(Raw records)
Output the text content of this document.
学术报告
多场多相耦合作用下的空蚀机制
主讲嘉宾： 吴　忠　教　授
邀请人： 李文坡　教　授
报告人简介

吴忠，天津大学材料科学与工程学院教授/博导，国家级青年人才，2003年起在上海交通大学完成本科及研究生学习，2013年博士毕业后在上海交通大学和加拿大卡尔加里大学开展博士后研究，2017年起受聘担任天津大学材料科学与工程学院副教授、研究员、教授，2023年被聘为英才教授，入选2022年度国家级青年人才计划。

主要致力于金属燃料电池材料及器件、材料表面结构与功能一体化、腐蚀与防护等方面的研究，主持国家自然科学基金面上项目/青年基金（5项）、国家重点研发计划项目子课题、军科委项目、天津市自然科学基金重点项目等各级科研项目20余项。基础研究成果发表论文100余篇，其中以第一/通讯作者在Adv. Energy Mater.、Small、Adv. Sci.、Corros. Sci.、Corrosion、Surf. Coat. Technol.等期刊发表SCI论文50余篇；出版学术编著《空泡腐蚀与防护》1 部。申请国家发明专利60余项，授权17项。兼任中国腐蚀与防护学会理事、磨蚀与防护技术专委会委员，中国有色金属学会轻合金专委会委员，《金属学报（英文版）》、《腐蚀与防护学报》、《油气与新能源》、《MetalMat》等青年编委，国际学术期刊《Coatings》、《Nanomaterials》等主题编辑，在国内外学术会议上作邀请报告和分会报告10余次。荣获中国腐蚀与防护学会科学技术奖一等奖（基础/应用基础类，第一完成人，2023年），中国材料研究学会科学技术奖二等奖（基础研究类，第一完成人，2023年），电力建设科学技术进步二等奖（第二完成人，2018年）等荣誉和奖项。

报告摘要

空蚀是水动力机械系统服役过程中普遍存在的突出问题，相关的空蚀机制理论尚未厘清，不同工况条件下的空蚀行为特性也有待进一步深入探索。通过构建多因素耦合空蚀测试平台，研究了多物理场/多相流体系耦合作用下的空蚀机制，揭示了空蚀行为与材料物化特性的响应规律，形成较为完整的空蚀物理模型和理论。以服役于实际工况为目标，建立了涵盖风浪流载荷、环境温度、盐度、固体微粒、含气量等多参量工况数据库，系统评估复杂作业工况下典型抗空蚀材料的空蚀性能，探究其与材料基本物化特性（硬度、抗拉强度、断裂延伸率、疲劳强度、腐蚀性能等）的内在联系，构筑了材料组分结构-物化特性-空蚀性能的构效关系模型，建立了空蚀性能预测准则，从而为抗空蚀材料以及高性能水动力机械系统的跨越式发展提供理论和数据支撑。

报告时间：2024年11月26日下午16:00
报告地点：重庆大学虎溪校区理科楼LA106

### Your objective
Type out the full listing again, exactly as given.

### Task output
Output the text content of this document.
学术报告
多场多相耦合作用下的空蚀机制
主讲嘉宾： 吴　忠　教　授
邀请人： 李文坡　教　授
报告人简介

吴忠，天津大学材料科学与工程学院教授/博导，国家级青年人才，2003年起在上海交通大学完成本科及研究生学习，2013年博士毕业后在上海交通大学和加拿大卡尔加里大学开展博士后研究，2017年起受聘担任天津大学材料科学与工程学院副教授、研究员、教授，2023年被聘为英才教授，入选2022年度国家级青年人才计划。

主要致力于金属燃料电池材料及器件、材料表面结构与功能一体化、腐蚀与防护等方面的研究，主持国家自然科学基金面上项目/青年基金（5项）、国家重点研发计划项目子课题、军科委项目、天津市自然科学基金重点项目等各级科研项目20余项。基础研究成果发表论文100余篇，其中以第一/通讯作者在Adv. Energy Mater.、Small、Adv. Sci.、Corros. Sci.、Corrosion、Surf. Coat. Technol.等期刊发表SCI论文50余篇；出版学术编著《空泡腐蚀与防护》1 部。申请国家发明专利60余项，授权17项。兼任中国腐蚀与防护学会理事、磨蚀与防护技术专委会委员，中国有色金属学会轻合金专委会委员，《金属学报（英文版）》、《腐蚀与防护学报》、《油气与新能源》、《MetalMat》等青年编委，国际学术期刊《Coatings》、《Nanomaterials》等主题编辑，在国内外学术会议上作邀请报告和分会报告10余次。荣获中国腐蚀与防护学会科学技术奖一等奖（基础/应用基础类，第一完成人，2023年），中国材料研究学会科学技术奖二等奖（基础研究类，第一完成人，2023年），电力建设科学技术进步二等奖（第二完成人，2018年）等荣誉和奖项。

报告摘要

空蚀是水动力机械系统服役过程中普遍存在的突出问题，相关的空蚀机制理论尚未厘清，不同工况条件下的空蚀行为特性也有待进一步深入探索。通过构建多因素耦合空蚀测试平台，研究了多物理场/多相流体系耦合作用下的空蚀机制，揭示了空蚀行为与材料物化特性的响应规律，形成较为完整的空蚀物理模型和理论。以服役于实际工况为目标，建立了涵盖风浪流载荷、环境温度、盐度、固体微粒、含气量等多参量工况数据库，系统评估复杂作业工况下典型抗空蚀材料的空蚀性能，探究其与材料基本物化特性（硬度、抗拉强度、断裂延伸率、疲劳强度、腐蚀性能等）的内在联系，构筑了材料组分结构-物化特性-空蚀性能的构效关系模型，建立了空蚀性能预测准则，从而为抗空蚀材料以及高性能水动力机械系统的跨越式发展提供理论和数据支撑。

报告时间：2024年11月26日下午16:00
报告地点：重庆大学虎溪校区理科楼LA106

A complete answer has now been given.